> **What you need to do**: Identify the lines that contain the string "spenta" and copy all of them.

---------------

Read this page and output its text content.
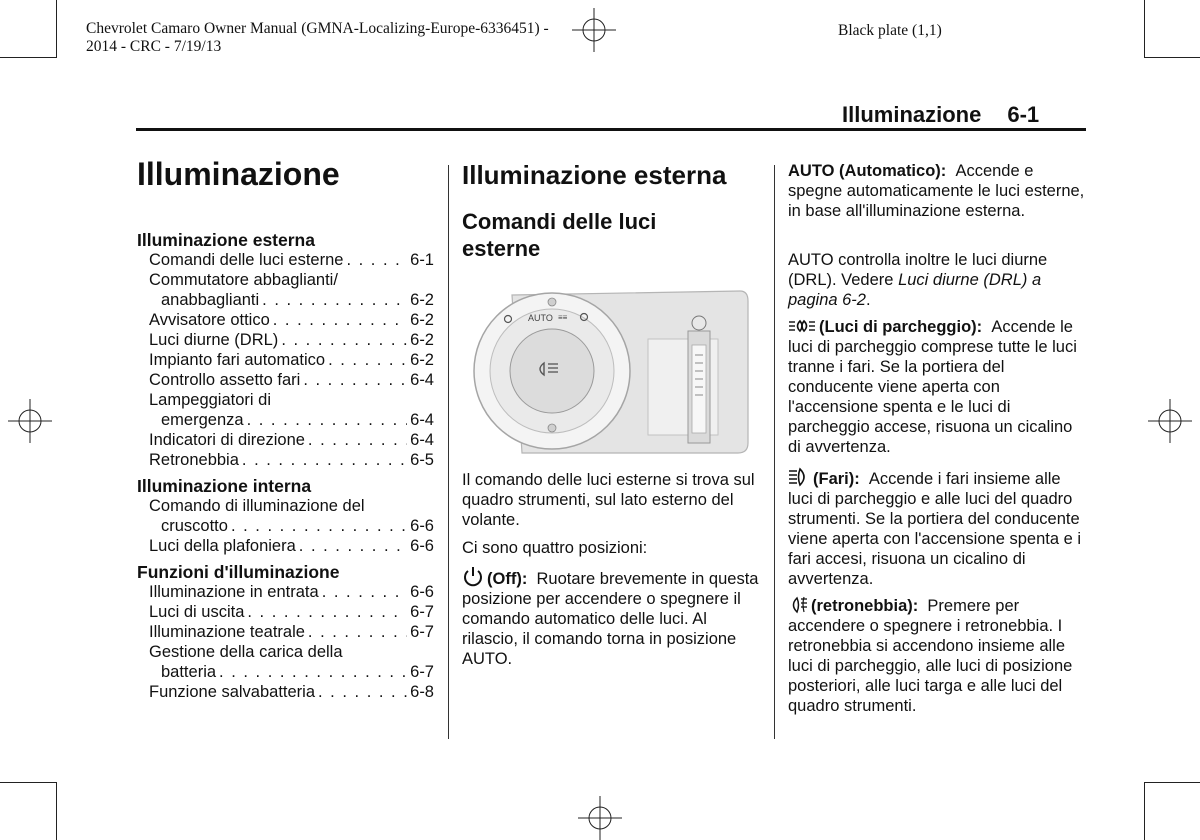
Chevrolet Camaro Owner Manual (GMNA-Localizing-Europe-6336451) -
2014 - CRC - 7/19/13
Black plate (1,1)
Illuminazione 6-1
Illuminazione
Illuminazione esterna
Comandi delle luci esterne . . .	6-1
Commutatore abbaglianti/
anabbaglianti . . .	6-2
Avvisatore ottico . . .	6-2
Luci diurne (DRL) . . .	6-2
Impianto fari automatico . . .	6-2
Controllo assetto fari . . .	6-4
Lampeggiatori di
emergenza . . .	6-4
Indicatori di direzione . . .	6-4
Retronebbia . . .	6-5
Illuminazione interna
Comando di illuminazione del
cruscotto . . .	6-6
Luci della plafoniera . . .	6-6
Funzioni d'illuminazione
Illuminazione in entrata . . .	6-6
Luci di uscita . . .	6-7
Illuminazione teatrale . . .	6-7
Gestione della carica della
batteria . . .	6-7
Funzione salvabatteria . . .	6-8
Illuminazione esterna
Comandi delle luci esterne
AUTO ≡≡

Il comando delle luci esterne si trova sul quadro strumenti, sul lato esterno del volante.

Ci sono quattro posizioni:

(Off): Ruotare brevemente in questa posizione per accendere o spegnere il comando automatico delle luci. Al rilascio, il comando torna in posizione AUTO.

AUTO (Automatico): Accende e spegne automaticamente le luci esterne, in base all'illuminazione esterna.

AUTO controlla inoltre le luci diurne (DRL). Vedere Luci diurne (DRL) a pagina 6-2.

(Luci di parcheggio): Accende le luci di parcheggio comprese tutte le luci tranne i fari. Se la portiera del conducente viene aperta con l'accensione spenta e le luci di parcheggio accese, risuona un cicalino di avvertenza.

(Fari): Accende i fari insieme alle luci di parcheggio e alle luci del quadro strumenti. Se la portiera del conducente viene aperta con l'accensione spenta e i fari accesi, risuona un cicalino di avvertenza.

(retronebbia): Premere per accendere o spegnere i retronebbia. I retronebbia si accendono insieme alle luci di parcheggio, alle luci di posizione posteriori, alle luci targa e alle luci del quadro strumenti.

---------------

> **Response to the exercise**:
(Luci di parcheggio): Accende le luci di parcheggio comprese tutte le luci tranne i fari. Se la portiera del conducente viene aperta con l'accensione spenta e le luci di parcheggio accese, risuona un cicalino di avvertenza.
(Fari): Accende i fari insieme alle luci di parcheggio e alle luci del quadro strumenti. Se la portiera del conducente viene aperta con l'accensione spenta e i fari accesi, risuona un cicalino di avvertenza.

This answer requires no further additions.